=== WHAT YOU ARE ASKED TO DO ===
Look through the records that follow. Copy every line containing the word "förordningen".

=== LISTED ENTRIES ===
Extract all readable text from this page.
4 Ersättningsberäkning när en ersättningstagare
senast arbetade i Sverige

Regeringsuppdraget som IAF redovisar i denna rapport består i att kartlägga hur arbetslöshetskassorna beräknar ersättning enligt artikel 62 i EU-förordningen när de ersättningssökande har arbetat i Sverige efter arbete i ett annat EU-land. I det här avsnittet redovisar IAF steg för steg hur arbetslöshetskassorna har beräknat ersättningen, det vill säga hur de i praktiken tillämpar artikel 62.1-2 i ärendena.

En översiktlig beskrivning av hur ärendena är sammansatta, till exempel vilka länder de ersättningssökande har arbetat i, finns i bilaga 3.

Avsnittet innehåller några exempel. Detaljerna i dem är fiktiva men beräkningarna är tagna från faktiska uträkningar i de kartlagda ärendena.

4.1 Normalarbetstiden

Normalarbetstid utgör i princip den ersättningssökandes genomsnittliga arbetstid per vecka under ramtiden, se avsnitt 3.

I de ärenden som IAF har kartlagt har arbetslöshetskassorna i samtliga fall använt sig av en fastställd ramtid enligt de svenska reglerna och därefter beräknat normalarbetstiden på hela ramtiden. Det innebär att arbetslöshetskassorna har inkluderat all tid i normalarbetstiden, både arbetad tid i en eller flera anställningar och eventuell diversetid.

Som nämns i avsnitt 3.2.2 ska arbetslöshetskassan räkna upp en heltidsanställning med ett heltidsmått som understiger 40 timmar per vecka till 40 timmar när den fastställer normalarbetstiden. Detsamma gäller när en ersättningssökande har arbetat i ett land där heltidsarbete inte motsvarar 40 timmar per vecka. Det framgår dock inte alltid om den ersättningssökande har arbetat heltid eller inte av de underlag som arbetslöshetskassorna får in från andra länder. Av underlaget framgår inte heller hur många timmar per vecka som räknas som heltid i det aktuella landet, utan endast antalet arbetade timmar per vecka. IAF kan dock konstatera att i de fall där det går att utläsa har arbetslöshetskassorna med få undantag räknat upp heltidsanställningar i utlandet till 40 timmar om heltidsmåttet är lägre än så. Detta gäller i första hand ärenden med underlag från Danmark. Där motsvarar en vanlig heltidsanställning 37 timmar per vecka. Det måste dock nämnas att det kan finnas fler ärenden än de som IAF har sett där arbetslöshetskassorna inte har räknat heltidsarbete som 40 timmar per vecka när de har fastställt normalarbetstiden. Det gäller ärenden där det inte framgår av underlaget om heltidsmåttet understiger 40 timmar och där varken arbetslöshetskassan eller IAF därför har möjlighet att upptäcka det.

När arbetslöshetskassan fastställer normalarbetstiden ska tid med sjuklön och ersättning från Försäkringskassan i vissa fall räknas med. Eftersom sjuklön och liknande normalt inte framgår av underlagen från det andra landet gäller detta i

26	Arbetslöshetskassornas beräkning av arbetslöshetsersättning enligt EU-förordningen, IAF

=== EXERCISE RESULT ===
Regeringsuppdraget som IAF redovisar i denna rapport består i att kartlägga hur arbetslöshetskassorna beräknar ersättning enligt artikel 62 i EU-förordningen när de ersättningssökande har arbetat i Sverige efter arbete i ett annat EU-land. I det här avsnittet redovisar IAF steg för steg hur arbetslöshetskassorna har beräknat ersättningen, det vill säga hur de i praktiken tillämpar artikel 62.1-2 i ärendena.
26	Arbetslöshetskassornas beräkning av arbetslöshetsersättning enligt EU-förordningen, IAF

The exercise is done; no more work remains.